**TASK INSTRUCTIONS:**
Extract each line where the string "ping" shows up.

**SUPPLIED DATA:**
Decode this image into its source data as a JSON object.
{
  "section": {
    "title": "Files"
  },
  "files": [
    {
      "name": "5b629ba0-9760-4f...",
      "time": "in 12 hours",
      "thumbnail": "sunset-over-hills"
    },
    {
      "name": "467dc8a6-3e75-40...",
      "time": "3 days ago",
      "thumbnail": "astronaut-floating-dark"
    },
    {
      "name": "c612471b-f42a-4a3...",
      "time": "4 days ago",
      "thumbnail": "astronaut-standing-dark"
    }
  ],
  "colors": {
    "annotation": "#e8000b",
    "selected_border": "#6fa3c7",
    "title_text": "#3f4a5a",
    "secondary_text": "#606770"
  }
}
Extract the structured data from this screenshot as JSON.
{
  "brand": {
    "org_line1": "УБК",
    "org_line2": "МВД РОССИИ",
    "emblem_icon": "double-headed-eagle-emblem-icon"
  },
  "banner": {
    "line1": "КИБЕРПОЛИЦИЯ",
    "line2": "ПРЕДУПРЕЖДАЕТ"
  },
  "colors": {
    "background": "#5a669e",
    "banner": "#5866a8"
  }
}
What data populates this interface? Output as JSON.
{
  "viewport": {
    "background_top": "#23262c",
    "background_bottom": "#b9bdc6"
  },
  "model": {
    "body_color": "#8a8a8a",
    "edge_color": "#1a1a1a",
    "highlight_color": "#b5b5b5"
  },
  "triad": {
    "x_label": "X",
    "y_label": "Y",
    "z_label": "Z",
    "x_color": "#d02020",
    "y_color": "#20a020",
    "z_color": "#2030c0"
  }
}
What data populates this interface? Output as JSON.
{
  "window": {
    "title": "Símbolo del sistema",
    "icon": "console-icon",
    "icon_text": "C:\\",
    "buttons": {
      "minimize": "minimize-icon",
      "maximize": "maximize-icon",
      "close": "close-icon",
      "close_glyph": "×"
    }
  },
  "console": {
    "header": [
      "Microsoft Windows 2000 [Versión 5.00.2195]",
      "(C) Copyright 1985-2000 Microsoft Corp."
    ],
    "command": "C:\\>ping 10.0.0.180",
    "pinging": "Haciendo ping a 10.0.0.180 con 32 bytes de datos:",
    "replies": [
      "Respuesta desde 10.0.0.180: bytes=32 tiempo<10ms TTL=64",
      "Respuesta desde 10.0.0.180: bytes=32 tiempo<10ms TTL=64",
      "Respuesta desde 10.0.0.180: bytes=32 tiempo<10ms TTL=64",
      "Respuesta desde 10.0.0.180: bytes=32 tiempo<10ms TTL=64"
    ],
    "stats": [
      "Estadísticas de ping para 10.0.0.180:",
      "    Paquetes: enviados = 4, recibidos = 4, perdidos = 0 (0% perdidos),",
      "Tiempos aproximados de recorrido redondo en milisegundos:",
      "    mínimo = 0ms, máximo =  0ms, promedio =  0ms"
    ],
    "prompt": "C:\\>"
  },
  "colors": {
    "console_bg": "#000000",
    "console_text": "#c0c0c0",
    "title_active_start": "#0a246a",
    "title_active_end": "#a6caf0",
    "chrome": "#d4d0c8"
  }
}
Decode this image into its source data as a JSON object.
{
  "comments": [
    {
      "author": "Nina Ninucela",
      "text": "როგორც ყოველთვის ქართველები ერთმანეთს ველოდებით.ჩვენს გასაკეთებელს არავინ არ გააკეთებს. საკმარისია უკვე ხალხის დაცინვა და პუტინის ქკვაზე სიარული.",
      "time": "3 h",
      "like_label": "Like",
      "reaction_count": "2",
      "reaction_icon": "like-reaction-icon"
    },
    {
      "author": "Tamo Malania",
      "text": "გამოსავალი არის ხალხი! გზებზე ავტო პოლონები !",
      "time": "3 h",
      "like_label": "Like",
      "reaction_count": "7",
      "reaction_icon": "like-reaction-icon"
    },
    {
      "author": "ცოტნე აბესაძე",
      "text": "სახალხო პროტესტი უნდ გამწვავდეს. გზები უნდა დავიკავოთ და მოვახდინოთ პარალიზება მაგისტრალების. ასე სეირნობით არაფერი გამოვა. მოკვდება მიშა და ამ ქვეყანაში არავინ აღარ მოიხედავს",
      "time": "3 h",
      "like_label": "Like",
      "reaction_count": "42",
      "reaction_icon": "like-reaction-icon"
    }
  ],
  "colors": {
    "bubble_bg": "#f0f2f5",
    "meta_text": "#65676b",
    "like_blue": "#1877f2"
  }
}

**THE REPLY:**
    "command": "C:\\>ping 10.0.0.180",
    "pinging": "Haciendo ping a 10.0.0.180 con 32 bytes de datos:",
      "Estadísticas de ping para 10.0.0.180:",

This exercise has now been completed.